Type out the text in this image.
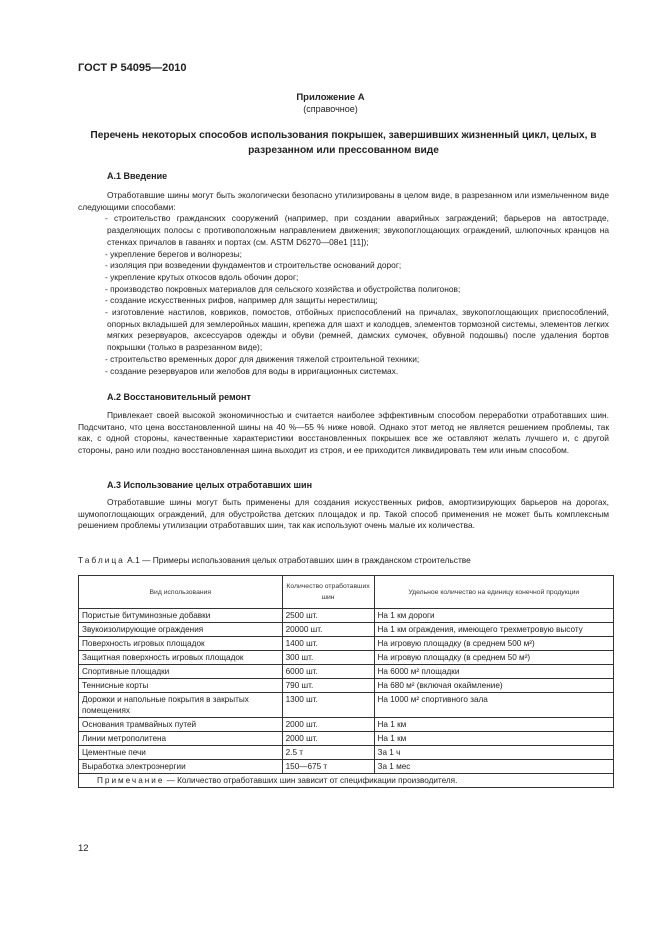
ГОСТ Р 54095—2010
Приложение А
(справочное)
Перечень некоторых способов использования покрышек, завершивших жизненный цикл, целых, в разрезанном или прессованном виде
А.1 Введение

Отработавшие шины могут быть экологически безопасно утилизированы в целом виде, в разрезанном или измельченном виде следующими способами:

- строительство гражданских сооружений (например, при создании аварийных заграждений; барьеров на автостраде, разделяющих полосы с противоположным направлением движения; звукопоглощающих ограждений, шлюпочных кранцов на стенках причалов в гаванях и портах (см. ASTM D6270—08e1 [11]);

- укрепление берегов и волнорезы;

- изоляция при возведении фундаментов и строительстве оснований дорог;

- укрепление крутых откосов вдоль обочин дорог;

- производство покровных материалов для сельского хозяйства и обустройства полигонов;

- создание искусственных рифов, например для защиты нерестилищ;

- изготовление настилов, ковриков, помостов, отбойных приспособлений на причалах, звукопоглощающих приспособлений, опорных вкладышей для землеройных машин, крепежа для шахт и колодцев, элементов тормозной системы, элементов легких мягких резервуаров, аксессуаров одежды и обуви (ремней, дамских сумочек, обувной подошвы) после удаления бортов покрышки (только в разрезанном виде);

- строительство временных дорог для движения тяжелой строительной техники;

- создание резервуаров или желобов для воды в ирригационных системах.

А.2 Восстановительный ремонт

Привлекает своей высокой экономичностью и считается наиболее эффективным способом переработки отработавших шин. Подсчитано, что цена восстановленной шины на 40 %—55 % ниже новой. Однако этот метод не является решением проблемы, так как, с одной стороны, качественные характеристики восстановленных покрышек все же оставляют желать лучшего и, с другой стороны, рано или поздно восстановленная шина выходит из строя, и ее приходится ликвидировать тем или иным способом.

А.3 Использование целых отработавших шин

Отработавшие шины могут быть применены для создания искусственных рифов, амортизирующих барьеров на дорогах, шумопоглощающих ограждений, для обустройства детских площадок и пр. Такой способ применения не может быть комплексным решением проблемы утилизации отработавших шин, так как используют очень малые их количества.

Таблица А.1 — Примеры использования целых отработавших шин в гражданском строительстве
Вид использования	Количество отработавших шин	Удельное количество на единицу конечной продукции
Пористые битуминозные добавки	2500 шт.	На 1 км дороги
Звукоизолирующие ограждения	20000 шт.	На 1 км ограждения, имеющего трехметровую высоту
Поверхность игровых площадок	1400 шт.	На игровую площадку (в среднем 500 м²)
Защитная поверхность игровых площадок	300 шт.	На игровую площадку (в среднем 50 м²)
Спортивные площадки	6000 шт.	На 6000 м² площадки
Теннисные корты	790 шт.	На 680 м² (включая окаймление)
Дорожки и напольные покрытия в закрытых помещениях	1300 шт.	На 1000 м² спортивного зала
Основания трамвайных путей	2000 шт.	На 1 км
Линии метрополитена	2000 шт.	На 1 км
Цементные печи	2.5 т	За 1 ч
Выработка электроэнергии	150—675 т	За 1 мес
Примечание — Количество отработавших шин зависит от спецификации производителя.		
12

══════

• The task: Find each line in the records holding the string "строительство" and show it.

• Written answer:
- строительство гражданских сооружений (например, при создании аварийных заграждений; барьеров на автостраде, разделяющих полосы с противоположным направлением движения; звукопоглощающих ограждений, шлюпочных кранцов на стенках причалов в гаванях и портах (см. ASTM D6270—08e1 [11]);
- строительство временных дорог для движения тяжелой строительной техники;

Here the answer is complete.